## [Stored data entries]
-- Begin --

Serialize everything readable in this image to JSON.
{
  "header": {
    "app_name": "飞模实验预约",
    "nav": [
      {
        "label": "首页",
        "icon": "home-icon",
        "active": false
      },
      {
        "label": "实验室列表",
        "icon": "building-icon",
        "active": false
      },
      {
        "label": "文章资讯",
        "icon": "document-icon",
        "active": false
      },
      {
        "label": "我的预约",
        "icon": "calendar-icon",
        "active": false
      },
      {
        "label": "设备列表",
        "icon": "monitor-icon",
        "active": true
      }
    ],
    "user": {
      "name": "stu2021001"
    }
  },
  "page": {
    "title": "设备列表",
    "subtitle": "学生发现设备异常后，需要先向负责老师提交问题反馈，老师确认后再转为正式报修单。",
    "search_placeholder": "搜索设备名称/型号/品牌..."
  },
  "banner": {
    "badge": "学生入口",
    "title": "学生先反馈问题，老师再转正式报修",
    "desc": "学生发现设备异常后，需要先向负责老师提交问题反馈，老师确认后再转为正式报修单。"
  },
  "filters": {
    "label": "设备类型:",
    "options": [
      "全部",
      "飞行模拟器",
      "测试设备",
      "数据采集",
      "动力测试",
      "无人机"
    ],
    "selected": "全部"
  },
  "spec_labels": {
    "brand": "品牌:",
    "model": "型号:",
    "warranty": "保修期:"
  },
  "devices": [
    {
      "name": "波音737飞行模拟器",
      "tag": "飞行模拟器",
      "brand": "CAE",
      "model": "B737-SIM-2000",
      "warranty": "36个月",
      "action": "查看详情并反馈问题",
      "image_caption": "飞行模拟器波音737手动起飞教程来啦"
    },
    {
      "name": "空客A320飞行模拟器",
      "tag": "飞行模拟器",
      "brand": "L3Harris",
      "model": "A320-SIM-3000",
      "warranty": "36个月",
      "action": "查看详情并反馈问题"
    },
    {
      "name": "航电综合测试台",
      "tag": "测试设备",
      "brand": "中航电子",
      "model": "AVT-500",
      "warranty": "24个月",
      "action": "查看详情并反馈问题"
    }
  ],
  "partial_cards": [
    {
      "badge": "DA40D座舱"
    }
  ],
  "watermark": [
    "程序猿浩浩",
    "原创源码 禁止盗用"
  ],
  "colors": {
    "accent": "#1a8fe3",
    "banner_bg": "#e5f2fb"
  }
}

-- End --

## [DESCRIPTION OF THE TASK]
Copy out every line where the word "brand" occurs.

## [SOLUTION TO THE PROBLEM]
    "brand": "品牌:",
      "brand": "CAE",
      "brand": "L3Harris",
      "brand": "中航电子",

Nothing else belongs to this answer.